◆ Problem details
Copy out the passage below on Italo Calvino word for word.

◆ Text section
■ ■ ■ ■ ■

If you enjoy reading books by Steven Millhauser, you may also want to explore the following authors:
Italo Calvino is a wonderful choice for readers drawn to imaginative fiction that feels playful, philosophical, and quietly enchanting. Like Millhauser, he creates worlds that are both precise and dreamlike, inviting readers to think as much as they marvel.
One of his best-known books, Invisible Cities. unfolds as a series of conversations in which Marco Polo describes fantastical cities to Kublai Khan. Each place seems to embody an idea—memory, desire, decay, repetition, longing—more than a physical location.
Calvino’s prose is graceful and suggestive, and his images linger. If you enjoy fiction that feels like a cabinet of curiosities, full of symbolic beauty and subtle wonder, he is an excellent next read.

■ ■ ■ ■ ■

◆ Listed entries

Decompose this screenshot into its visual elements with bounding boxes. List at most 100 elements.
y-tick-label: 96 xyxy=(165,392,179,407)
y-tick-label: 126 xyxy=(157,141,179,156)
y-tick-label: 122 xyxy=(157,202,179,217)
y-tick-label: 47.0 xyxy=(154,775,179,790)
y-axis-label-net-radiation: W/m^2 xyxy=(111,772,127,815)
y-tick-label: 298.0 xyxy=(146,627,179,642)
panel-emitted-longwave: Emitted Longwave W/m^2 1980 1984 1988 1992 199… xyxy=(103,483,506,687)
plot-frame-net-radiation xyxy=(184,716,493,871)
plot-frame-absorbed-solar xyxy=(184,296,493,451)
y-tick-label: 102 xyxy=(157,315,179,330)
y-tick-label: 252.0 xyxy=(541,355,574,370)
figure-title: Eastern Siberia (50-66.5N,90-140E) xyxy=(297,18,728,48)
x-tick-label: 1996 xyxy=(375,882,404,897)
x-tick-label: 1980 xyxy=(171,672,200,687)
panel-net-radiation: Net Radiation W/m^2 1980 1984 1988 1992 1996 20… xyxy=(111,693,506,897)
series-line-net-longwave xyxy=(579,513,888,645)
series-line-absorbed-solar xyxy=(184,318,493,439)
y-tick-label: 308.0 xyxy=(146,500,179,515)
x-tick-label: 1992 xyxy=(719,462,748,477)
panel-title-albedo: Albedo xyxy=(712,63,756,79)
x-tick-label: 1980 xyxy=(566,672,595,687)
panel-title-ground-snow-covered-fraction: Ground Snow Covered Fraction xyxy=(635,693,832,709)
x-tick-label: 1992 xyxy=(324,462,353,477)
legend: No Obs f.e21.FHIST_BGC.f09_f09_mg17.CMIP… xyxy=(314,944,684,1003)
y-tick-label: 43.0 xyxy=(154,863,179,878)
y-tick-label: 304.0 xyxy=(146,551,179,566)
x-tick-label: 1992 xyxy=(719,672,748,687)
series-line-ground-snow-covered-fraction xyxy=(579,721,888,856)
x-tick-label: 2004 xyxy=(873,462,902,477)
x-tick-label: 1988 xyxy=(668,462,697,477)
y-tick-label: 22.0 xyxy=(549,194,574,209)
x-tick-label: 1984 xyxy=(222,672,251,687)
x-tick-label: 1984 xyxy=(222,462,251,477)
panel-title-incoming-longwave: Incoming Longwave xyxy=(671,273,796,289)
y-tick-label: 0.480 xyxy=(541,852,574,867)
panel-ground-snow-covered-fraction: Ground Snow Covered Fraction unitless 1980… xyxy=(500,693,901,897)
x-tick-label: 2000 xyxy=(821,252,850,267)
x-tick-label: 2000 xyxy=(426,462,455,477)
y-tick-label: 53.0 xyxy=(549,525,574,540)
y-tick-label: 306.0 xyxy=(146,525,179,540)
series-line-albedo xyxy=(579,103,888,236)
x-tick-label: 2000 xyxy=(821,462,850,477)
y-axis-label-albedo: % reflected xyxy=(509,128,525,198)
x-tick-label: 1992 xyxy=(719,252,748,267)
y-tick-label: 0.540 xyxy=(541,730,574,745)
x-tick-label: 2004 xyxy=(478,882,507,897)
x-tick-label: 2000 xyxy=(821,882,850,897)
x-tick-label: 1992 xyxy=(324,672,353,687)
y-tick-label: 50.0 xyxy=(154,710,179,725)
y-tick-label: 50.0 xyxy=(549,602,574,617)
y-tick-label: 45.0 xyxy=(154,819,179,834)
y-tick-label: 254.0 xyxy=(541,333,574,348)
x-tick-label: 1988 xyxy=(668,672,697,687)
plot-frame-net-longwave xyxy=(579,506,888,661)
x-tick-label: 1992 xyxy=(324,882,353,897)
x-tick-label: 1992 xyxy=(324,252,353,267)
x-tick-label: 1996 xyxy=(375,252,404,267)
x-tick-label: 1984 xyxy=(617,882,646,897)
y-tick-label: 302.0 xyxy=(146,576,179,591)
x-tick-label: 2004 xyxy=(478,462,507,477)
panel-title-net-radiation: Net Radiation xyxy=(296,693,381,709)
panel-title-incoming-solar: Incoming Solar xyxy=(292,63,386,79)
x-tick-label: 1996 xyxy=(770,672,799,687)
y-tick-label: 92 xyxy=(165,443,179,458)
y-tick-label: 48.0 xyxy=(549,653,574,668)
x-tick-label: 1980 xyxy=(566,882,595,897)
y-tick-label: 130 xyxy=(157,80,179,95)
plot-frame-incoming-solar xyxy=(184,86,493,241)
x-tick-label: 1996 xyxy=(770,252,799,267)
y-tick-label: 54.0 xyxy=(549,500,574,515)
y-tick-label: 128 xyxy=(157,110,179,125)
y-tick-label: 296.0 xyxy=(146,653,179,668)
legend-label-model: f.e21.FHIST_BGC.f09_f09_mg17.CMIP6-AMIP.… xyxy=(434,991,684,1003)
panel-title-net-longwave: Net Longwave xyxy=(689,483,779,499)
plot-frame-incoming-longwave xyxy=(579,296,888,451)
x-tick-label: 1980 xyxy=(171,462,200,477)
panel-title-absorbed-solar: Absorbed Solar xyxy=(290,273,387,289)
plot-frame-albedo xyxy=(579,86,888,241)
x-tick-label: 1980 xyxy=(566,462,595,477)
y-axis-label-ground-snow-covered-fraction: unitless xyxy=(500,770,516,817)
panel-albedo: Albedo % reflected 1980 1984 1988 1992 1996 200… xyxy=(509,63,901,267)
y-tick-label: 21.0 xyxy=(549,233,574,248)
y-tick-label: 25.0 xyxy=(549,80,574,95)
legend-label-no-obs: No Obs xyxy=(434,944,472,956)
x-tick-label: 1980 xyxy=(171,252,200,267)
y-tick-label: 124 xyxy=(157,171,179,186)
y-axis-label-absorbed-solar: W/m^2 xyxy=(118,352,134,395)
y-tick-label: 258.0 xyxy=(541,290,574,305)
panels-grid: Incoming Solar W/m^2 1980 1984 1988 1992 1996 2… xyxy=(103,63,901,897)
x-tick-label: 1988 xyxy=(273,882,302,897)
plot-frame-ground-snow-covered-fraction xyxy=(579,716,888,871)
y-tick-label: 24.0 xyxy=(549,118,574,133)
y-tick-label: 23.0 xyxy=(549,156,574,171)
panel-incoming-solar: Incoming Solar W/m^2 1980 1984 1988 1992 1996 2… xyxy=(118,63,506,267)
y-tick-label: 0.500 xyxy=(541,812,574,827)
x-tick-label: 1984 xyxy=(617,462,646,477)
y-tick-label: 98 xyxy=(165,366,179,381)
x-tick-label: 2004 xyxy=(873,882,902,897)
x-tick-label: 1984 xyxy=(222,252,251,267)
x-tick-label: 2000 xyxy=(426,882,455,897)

■ ■ ■ ■ ■

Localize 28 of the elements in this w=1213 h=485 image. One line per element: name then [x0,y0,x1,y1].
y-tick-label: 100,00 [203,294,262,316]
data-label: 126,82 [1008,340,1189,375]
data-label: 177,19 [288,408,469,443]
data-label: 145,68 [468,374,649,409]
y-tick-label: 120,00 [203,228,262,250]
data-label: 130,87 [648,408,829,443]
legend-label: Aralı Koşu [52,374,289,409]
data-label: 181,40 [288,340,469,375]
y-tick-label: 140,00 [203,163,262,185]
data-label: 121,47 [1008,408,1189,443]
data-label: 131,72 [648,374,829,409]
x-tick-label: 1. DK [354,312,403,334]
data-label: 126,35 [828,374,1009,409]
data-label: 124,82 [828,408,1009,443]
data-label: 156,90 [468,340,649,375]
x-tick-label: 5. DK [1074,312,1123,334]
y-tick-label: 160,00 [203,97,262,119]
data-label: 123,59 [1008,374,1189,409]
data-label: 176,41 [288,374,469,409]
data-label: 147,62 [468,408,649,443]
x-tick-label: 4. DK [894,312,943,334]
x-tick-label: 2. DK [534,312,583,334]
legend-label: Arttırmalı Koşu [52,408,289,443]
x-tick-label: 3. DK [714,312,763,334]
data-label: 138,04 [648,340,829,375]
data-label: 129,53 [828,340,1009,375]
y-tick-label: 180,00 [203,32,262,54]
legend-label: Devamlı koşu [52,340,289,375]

■ ■ ■ ■ ■

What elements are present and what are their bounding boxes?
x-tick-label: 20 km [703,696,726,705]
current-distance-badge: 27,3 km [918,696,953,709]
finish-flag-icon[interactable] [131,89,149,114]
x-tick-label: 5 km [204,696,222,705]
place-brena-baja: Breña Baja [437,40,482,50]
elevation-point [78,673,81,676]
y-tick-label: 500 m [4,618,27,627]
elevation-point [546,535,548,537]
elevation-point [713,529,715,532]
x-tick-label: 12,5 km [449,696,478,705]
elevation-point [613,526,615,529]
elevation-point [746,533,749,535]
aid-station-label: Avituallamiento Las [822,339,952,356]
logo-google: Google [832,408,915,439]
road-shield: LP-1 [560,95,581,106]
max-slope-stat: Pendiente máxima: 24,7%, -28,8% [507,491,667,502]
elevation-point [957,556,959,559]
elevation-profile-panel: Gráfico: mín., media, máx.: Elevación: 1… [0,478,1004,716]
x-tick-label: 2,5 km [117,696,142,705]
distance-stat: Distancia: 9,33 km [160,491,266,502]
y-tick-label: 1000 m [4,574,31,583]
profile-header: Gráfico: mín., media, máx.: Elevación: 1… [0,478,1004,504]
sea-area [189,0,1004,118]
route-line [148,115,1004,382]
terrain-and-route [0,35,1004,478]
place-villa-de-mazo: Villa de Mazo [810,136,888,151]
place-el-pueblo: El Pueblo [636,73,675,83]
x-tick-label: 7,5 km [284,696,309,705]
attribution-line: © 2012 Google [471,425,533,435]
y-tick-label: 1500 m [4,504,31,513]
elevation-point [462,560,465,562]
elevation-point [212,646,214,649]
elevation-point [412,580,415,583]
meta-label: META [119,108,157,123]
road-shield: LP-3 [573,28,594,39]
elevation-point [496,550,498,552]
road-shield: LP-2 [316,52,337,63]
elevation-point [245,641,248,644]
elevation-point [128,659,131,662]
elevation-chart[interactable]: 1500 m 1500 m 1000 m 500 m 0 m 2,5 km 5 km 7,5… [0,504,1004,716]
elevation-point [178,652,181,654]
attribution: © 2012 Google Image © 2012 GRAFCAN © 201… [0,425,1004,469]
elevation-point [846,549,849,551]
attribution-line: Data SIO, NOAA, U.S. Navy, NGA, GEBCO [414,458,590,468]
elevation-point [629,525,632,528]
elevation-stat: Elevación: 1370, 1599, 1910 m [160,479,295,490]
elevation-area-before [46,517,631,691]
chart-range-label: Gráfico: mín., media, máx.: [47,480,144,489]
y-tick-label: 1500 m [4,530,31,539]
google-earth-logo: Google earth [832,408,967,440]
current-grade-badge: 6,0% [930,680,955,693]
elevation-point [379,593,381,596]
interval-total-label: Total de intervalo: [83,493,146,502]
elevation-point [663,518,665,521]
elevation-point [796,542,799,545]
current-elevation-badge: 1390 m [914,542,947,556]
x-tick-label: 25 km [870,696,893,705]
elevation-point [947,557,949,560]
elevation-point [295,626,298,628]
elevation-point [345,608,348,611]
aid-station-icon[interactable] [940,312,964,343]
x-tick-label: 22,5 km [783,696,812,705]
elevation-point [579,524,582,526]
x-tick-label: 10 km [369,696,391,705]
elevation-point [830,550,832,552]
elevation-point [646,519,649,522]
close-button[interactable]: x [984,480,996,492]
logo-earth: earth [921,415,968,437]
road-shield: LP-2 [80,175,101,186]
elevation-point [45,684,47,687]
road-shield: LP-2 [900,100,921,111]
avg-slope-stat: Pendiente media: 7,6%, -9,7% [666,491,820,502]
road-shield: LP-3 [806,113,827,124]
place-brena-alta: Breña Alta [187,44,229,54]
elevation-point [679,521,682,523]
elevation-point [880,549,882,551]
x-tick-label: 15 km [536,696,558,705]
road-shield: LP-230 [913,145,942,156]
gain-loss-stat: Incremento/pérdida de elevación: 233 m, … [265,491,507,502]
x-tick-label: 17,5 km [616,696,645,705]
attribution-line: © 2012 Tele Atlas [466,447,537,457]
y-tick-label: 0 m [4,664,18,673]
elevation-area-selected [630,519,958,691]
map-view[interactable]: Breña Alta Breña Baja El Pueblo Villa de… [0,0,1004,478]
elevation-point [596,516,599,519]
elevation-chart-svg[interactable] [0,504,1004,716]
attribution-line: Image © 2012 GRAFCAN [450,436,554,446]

■ ■ ■ ■ ■

◆ Answer to this exercise
If you enjoy reading books by Steven Millhauser, you may also want to explore the following authors:
Italo Calvino is a wonderful choice for readers drawn to imaginative fiction that feels playful, philosophical, and quietly enchanting. Like Millhauser, he creates worlds that are both precise and dreamlike, inviting readers to think as much as they marvel.
One of his best-known books, Invisible Cities. unfolds as a series of conversations in which Marco Polo describes fantastical cities to Kublai Khan. Each place seems to embody an idea—memory, desire, decay, repetition, longing—more than a physical location.
Calvino’s prose is graceful and suggestive, and his images linger. If you enjoy fiction that feels like a cabinet of curiosities, full of symbolic beauty and subtle wonder, he is an excellent next read.